-- Material to process --
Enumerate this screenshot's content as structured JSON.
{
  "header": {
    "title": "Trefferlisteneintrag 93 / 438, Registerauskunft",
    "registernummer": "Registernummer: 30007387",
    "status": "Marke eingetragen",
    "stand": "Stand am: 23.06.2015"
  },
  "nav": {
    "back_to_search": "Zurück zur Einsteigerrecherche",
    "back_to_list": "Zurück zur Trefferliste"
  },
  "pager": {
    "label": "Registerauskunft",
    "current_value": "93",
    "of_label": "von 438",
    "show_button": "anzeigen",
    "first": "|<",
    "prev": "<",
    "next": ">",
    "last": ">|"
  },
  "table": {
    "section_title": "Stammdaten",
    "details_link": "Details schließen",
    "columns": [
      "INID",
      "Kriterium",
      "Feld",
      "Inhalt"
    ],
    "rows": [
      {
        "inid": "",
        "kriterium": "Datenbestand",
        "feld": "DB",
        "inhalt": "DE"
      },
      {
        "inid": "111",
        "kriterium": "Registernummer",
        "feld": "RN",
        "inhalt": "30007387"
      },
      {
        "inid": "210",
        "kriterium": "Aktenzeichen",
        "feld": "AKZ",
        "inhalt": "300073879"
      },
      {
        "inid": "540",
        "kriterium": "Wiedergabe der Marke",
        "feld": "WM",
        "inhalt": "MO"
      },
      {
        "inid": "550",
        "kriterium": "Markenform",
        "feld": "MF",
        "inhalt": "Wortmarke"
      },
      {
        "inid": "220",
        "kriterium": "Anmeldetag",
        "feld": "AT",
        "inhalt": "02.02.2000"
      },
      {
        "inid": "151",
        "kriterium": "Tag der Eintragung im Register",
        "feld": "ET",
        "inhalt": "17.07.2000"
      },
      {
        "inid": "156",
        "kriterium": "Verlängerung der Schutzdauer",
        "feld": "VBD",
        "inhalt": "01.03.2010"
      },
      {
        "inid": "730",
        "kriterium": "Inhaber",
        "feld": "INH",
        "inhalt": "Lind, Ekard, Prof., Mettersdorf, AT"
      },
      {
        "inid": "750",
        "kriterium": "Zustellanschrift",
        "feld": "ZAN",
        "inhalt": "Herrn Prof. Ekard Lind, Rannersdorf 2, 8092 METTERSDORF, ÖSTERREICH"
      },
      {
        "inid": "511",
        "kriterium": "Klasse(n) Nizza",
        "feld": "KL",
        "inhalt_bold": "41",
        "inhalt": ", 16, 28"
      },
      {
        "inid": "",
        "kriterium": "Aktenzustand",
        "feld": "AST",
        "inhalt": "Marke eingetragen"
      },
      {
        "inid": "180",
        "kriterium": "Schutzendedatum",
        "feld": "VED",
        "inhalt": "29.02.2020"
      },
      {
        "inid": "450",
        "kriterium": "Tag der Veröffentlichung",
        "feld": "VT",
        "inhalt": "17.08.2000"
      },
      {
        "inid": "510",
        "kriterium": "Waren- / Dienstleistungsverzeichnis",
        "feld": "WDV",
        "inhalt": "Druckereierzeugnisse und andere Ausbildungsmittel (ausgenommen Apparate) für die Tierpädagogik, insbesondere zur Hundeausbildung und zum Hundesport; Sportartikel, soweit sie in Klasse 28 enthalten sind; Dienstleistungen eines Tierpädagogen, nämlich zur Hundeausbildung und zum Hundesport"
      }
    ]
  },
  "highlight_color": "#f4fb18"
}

-- What to do --
Copy out each line of the listing that holds "Ekard".

-- Worked solution --
        "inhalt": "Lind, Ekard, Prof., Mettersdorf, AT"
        "inhalt": "Herrn Prof. Ekard Lind, Rannersdorf 2, 8092 METTERSDORF, ÖSTERREICH"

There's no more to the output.